* [Entries]:
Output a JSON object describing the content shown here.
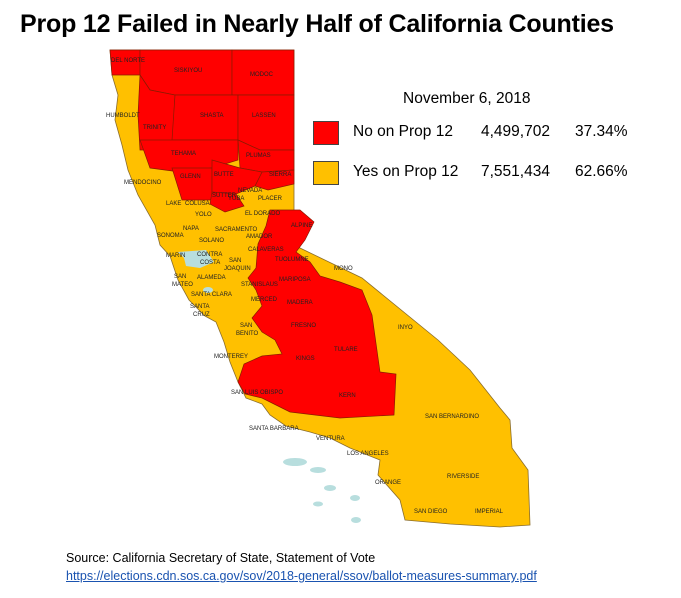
{
  "title": "Prop 12 Failed in Nearly Half of California Counties",
  "legend": {
    "date": "November 6, 2018",
    "no": {
      "label": "No on Prop 12",
      "votes": "4,499,702",
      "percent": "37.34%",
      "color": "#ff0000"
    },
    "yes": {
      "label": "Yes on Prop 12",
      "votes": "7,551,434",
      "percent": "62.66%",
      "color": "#ffc000"
    }
  },
  "colors": {
    "no": "#ff0000",
    "yes": "#ffc000",
    "water": "#b8dede",
    "border": "#8a6d2c"
  },
  "counties": {
    "del_norte": "DEL NORTE",
    "siskiyou": "SISKIYOU",
    "modoc": "MODOC",
    "humboldt": "HUMBOLDT",
    "trinity": "TRINITY",
    "shasta": "SHASTA",
    "lassen": "LASSEN",
    "tehama": "TEHAMA",
    "plumas": "PLUMAS",
    "sierra": "SIERRA",
    "mendocino": "MENDOCINO",
    "glenn": "GLENN",
    "butte": "BUTTE",
    "nevada": "NEVADA",
    "sutter": "SUTTER",
    "yuba": "YUBA",
    "placer": "PLACER",
    "lake": "LAKE",
    "colusa": "COLUSA",
    "el_dorado": "EL DORADO",
    "yolo": "YOLO",
    "alpine": "ALPINE",
    "napa": "NAPA",
    "sacramento": "SACRAMENTO",
    "amador": "AMADOR",
    "sonoma": "SONOMA",
    "solano": "SOLANO",
    "calaveras": "CALAVERAS",
    "marin": "MARIN",
    "contra_costa": "CONTRA COSTA",
    "san_joaquin": "SAN JOAQUIN",
    "tuolumne": "TUOLUMNE",
    "mono": "MONO",
    "san_mateo": "SAN MATEO",
    "alameda": "ALAMEDA",
    "stanislaus": "STANISLAUS",
    "mariposa": "MARIPOSA",
    "santa_clara": "SANTA CLARA",
    "santa_cruz": "SANTA CRUZ",
    "merced": "MERCED",
    "madera": "MADERA",
    "san_benito": "SAN BENITO",
    "fresno": "FRESNO",
    "inyo": "INYO",
    "monterey": "MONTEREY",
    "kings": "KINGS",
    "tulare": "TULARE",
    "san_luis_obispo": "SAN LUIS OBISPO",
    "kern": "KERN",
    "san_bernardino": "SAN BERNARDINO",
    "santa_barbara": "SANTA BARBARA",
    "ventura": "VENTURA",
    "los_angeles": "LOS ANGELES",
    "riverside": "RIVERSIDE",
    "orange": "ORANGE",
    "san_diego": "SAN DIEGO",
    "imperial": "IMPERIAL"
  },
  "source": {
    "text": "Source: California Secretary of State, Statement of Vote",
    "url": "https://elections.cdn.sos.ca.gov/sov/2018-general/ssov/ballot-measures-summary.pdf"
  }
}
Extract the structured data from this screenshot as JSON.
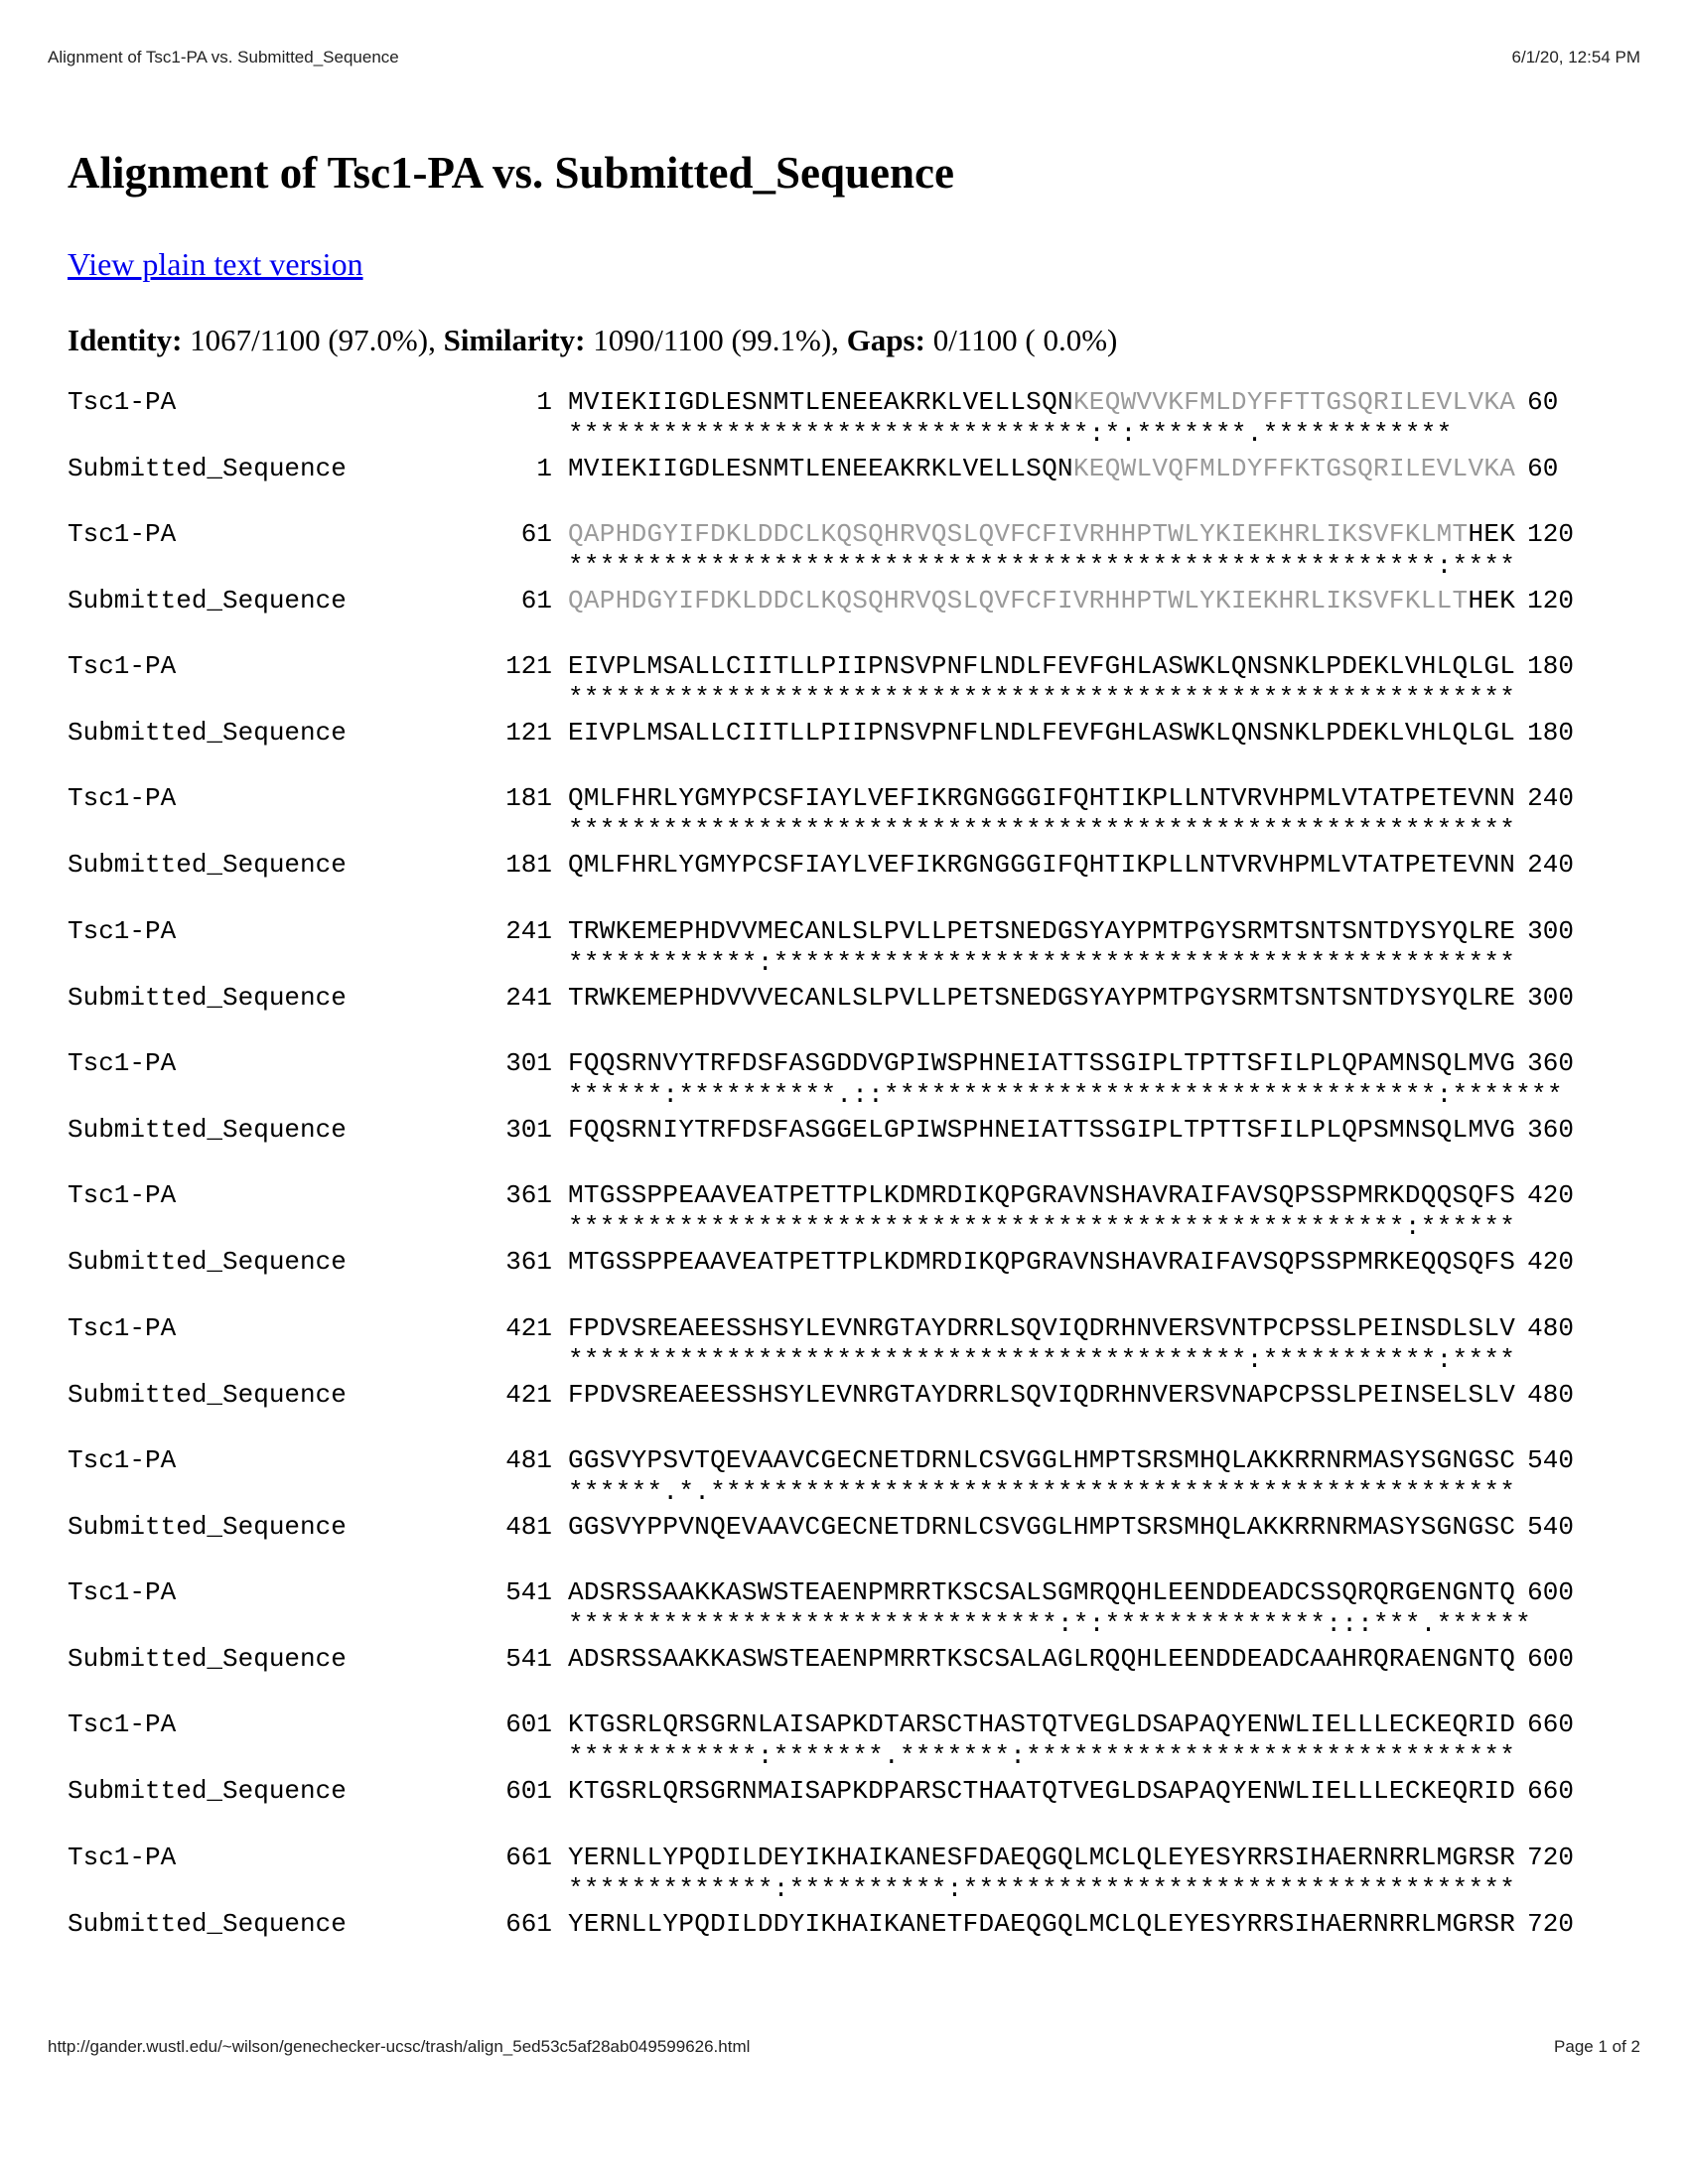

* [Exercise description]:
From the data above, show each line that contains "Prop".

* [Response to this task]:
  "title": "Prop 12 Failed in Nearly Half of California Counties",
      "label": "No on Prop 12",
      "label": "Yes on Prop 12",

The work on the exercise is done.